## Work to be completed:
The records that follow are to be repeated without alteration.

## Records:
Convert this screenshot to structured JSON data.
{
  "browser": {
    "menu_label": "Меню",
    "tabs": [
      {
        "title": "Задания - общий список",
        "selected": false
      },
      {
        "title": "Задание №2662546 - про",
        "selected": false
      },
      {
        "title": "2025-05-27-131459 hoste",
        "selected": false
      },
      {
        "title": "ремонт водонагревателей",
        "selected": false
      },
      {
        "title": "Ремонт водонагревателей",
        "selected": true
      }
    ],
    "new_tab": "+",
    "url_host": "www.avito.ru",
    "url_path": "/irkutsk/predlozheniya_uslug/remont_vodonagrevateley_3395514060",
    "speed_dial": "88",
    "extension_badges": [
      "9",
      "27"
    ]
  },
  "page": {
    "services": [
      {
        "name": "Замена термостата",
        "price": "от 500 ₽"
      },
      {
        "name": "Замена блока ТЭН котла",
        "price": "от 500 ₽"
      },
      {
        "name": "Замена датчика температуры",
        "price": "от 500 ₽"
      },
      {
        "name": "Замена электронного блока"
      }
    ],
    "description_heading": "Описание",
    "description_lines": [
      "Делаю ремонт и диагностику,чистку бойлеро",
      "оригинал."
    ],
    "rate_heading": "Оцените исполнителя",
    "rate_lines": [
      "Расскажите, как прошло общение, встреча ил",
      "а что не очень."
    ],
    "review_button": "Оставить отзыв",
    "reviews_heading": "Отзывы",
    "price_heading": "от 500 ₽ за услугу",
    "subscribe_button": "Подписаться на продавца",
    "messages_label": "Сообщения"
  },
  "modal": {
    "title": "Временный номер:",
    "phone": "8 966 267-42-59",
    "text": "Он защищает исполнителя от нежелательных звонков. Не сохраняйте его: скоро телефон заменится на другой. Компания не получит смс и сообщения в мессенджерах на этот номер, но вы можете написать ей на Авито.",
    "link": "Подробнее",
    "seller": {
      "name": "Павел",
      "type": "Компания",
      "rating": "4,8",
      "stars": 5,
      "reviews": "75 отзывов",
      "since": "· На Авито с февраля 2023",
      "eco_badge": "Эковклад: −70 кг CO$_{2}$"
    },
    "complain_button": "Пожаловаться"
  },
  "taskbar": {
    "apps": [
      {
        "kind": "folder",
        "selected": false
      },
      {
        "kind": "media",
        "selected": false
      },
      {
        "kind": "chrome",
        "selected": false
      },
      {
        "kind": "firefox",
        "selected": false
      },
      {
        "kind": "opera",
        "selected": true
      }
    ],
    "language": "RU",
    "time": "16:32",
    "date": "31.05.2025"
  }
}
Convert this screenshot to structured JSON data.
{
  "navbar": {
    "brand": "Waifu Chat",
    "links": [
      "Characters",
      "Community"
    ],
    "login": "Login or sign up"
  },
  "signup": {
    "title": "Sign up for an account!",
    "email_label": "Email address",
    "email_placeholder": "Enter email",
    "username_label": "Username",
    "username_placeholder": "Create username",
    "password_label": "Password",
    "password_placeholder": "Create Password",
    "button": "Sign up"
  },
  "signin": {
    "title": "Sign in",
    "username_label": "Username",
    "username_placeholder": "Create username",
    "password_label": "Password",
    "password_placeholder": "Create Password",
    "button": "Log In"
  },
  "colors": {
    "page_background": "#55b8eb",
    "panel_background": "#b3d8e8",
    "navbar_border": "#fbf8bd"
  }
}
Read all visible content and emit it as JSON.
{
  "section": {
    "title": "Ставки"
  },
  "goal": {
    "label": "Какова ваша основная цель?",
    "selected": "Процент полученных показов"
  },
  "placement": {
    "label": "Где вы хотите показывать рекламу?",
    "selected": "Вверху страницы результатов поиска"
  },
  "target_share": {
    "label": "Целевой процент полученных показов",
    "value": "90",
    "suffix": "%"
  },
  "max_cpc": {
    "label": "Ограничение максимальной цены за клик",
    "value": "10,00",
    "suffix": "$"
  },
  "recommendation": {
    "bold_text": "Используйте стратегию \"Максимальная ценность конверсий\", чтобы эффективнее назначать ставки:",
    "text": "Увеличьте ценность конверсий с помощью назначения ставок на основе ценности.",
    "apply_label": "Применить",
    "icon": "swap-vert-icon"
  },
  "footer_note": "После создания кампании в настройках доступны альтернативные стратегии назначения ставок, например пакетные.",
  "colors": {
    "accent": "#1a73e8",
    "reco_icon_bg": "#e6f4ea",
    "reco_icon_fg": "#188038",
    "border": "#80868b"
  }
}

## Answer to the problem:
Convert this screenshot to structured JSON data.
{
  "browser": {
    "menu_label": "Меню",
    "tabs": [
      {
        "title": "Задания - общий список",
        "selected": false
      },
      {
        "title": "Задание №2662546 - про",
        "selected": false
      },
      {
        "title": "2025-05-27-131459 hoste",
        "selected": false
      },
      {
        "title": "ремонт водонагревателей",
        "selected": false
      },
      {
        "title": "Ремонт водонагревателей",
        "selected": true
      }
    ],
    "new_tab": "+",
    "url_host": "www.avito.ru",
    "url_path": "/irkutsk/predlozheniya_uslug/remont_vodonagrevateley_3395514060",
    "speed_dial": "88",
    "extension_badges": [
      "9",
      "27"
    ]
  },
  "page": {
    "services": [
      {
        "name": "Замена термостата",
        "price": "от 500 ₽"
      },
      {
        "name": "Замена блока ТЭН котла",
        "price": "от 500 ₽"
      },
      {
        "name": "Замена датчика температуры",
        "price": "от 500 ₽"
      },
      {
        "name": "Замена электронного блока"
      }
    ],
    "description_heading": "Описание",
    "description_lines": [
      "Делаю ремонт и диагностику,чистку бойлеро",
      "оригинал."
    ],
    "rate_heading": "Оцените исполнителя",
    "rate_lines": [
      "Расскажите, как прошло общение, встреча ил",
      "а что не очень."
    ],
    "review_button": "Оставить отзыв",
    "reviews_heading": "Отзывы",
    "price_heading": "от 500 ₽ за услугу",
    "subscribe_button": "Подписаться на продавца",
    "messages_label": "Сообщения"
  },
  "modal": {
    "title": "Временный номер:",
    "phone": "8 966 267-42-59",
    "text": "Он защищает исполнителя от нежелательных звонков. Не сохраняйте его: скоро телефон заменится на другой. Компания не получит смс и сообщения в мессенджерах на этот номер, но вы можете написать ей на Авито.",
    "link": "Подробнее",
    "seller": {
      "name": "Павел",
      "type": "Компания",
      "rating": "4,8",
      "stars": 5,
      "reviews": "75 отзывов",
      "since": "· На Авито с февраля 2023",
      "eco_badge": "Эковклад: −70 кг CO$_{2}$"
    },
    "complain_button": "Пожаловаться"
  },
  "taskbar": {
    "apps": [
      {
        "kind": "folder",
        "selected": false
      },
      {
        "kind": "media",
        "selected": false
      },
      {
        "kind": "chrome",
        "selected": false
      },
      {
        "kind": "firefox",
        "selected": false
      },
      {
        "kind": "opera",
        "selected": true
      }
    ],
    "language": "RU",
    "time": "16:32",
    "date": "31.05.2025"
  }
}
Convert this screenshot to structured JSON data.
{
  "navbar": {
    "brand": "Waifu Chat",
    "links": [
      "Characters",
      "Community"
    ],
    "login": "Login or sign up"
  },
  "signup": {
    "title": "Sign up for an account!",
    "email_label": "Email address",
    "email_placeholder": "Enter email",
    "username_label": "Username",
    "username_placeholder": "Create username",
    "password_label": "Password",
    "password_placeholder": "Create Password",
    "button": "Sign up"
  },
  "signin": {
    "title": "Sign in",
    "username_label": "Username",
    "username_placeholder": "Create username",
    "password_label": "Password",
    "password_placeholder": "Create Password",
    "button": "Log In"
  },
  "colors": {
    "page_background": "#55b8eb",
    "panel_background": "#b3d8e8",
    "navbar_border": "#fbf8bd"
  }
}
Read all visible content and emit it as JSON.
{
  "section": {
    "title": "Ставки"
  },
  "goal": {
    "label": "Какова ваша основная цель?",
    "selected": "Процент полученных показов"
  },
  "placement": {
    "label": "Где вы хотите показывать рекламу?",
    "selected": "Вверху страницы результатов поиска"
  },
  "target_share": {
    "label": "Целевой процент полученных показов",
    "value": "90",
    "suffix": "%"
  },
  "max_cpc": {
    "label": "Ограничение максимальной цены за клик",
    "value": "10,00",
    "suffix": "$"
  },
  "recommendation": {
    "bold_text": "Используйте стратегию \"Максимальная ценность конверсий\", чтобы эффективнее назначать ставки:",
    "text": "Увеличьте ценность конверсий с помощью назначения ставок на основе ценности.",
    "apply_label": "Применить",
    "icon": "swap-vert-icon"
  },
  "footer_note": "После создания кампании в настройках доступны альтернативные стратегии назначения ставок, например пакетные.",
  "colors": {
    "accent": "#1a73e8",
    "reco_icon_bg": "#e6f4ea",
    "reco_icon_fg": "#188038",
    "border": "#80868b"
  }
}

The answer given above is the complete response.